▼▼▼

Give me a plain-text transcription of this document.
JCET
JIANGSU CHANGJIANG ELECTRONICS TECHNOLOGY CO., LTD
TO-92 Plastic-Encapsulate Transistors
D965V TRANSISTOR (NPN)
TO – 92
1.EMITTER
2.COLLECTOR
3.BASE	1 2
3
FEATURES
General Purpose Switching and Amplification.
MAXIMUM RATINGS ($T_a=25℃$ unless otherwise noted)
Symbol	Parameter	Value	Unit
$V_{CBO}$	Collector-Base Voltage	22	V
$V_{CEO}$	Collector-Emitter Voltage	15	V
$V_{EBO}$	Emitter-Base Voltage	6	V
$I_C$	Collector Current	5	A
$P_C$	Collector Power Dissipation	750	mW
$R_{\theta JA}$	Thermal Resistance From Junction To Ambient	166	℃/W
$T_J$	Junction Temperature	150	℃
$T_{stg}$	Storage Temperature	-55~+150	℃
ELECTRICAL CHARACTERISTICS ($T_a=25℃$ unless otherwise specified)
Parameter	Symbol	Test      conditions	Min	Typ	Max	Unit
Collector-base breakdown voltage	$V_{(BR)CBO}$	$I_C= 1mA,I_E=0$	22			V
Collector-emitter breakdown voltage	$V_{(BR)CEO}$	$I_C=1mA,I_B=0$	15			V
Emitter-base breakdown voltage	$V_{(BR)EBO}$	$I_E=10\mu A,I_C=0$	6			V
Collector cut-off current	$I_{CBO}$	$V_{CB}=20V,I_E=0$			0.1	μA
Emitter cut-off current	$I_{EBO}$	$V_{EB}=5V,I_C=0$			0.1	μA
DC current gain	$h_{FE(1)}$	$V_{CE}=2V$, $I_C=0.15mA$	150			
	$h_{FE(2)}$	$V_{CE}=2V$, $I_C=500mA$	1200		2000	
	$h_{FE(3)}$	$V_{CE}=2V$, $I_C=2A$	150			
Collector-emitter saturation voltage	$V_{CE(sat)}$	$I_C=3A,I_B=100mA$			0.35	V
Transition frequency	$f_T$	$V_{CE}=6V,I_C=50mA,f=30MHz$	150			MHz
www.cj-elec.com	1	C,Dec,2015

▲▲▲

▸ THE TASK:
Please output the complete data exactly.

▸ WRITTEN ANSWER:
Give me a plain-text transcription of this document.
JCET
JIANGSU CHANGJIANG ELECTRONICS TECHNOLOGY CO., LTD
TO-92 Plastic-Encapsulate Transistors
D965V TRANSISTOR (NPN)
TO – 92
1.EMITTER
2.COLLECTOR
3.BASE	1 2
3
FEATURES
General Purpose Switching and Amplification.
MAXIMUM RATINGS ($T_a=25℃$ unless otherwise noted)
Symbol	Parameter	Value	Unit
$V_{CBO}$	Collector-Base Voltage	22	V
$V_{CEO}$	Collector-Emitter Voltage	15	V
$V_{EBO}$	Emitter-Base Voltage	6	V
$I_C$	Collector Current	5	A
$P_C$	Collector Power Dissipation	750	mW
$R_{\theta JA}$	Thermal Resistance From Junction To Ambient	166	℃/W
$T_J$	Junction Temperature	150	℃
$T_{stg}$	Storage Temperature	-55~+150	℃
ELECTRICAL CHARACTERISTICS ($T_a=25℃$ unless otherwise specified)
Parameter	Symbol	Test      conditions	Min	Typ	Max	Unit
Collector-base breakdown voltage	$V_{(BR)CBO}$	$I_C= 1mA,I_E=0$	22			V
Collector-emitter breakdown voltage	$V_{(BR)CEO}$	$I_C=1mA,I_B=0$	15			V
Emitter-base breakdown voltage	$V_{(BR)EBO}$	$I_E=10\mu A,I_C=0$	6			V
Collector cut-off current	$I_{CBO}$	$V_{CB}=20V,I_E=0$			0.1	μA
Emitter cut-off current	$I_{EBO}$	$V_{EB}=5V,I_C=0$			0.1	μA
DC current gain	$h_{FE(1)}$	$V_{CE}=2V$, $I_C=0.15mA$	150			
	$h_{FE(2)}$	$V_{CE}=2V$, $I_C=500mA$	1200		2000	
	$h_{FE(3)}$	$V_{CE}=2V$, $I_C=2A$	150			
Collector-emitter saturation voltage	$V_{CE(sat)}$	$I_C=3A,I_B=100mA$			0.35	V
Transition frequency	$f_T$	$V_{CE}=6V,I_C=50mA,f=30MHz$	150			MHz
www.cj-elec.com	1	C,Dec,2015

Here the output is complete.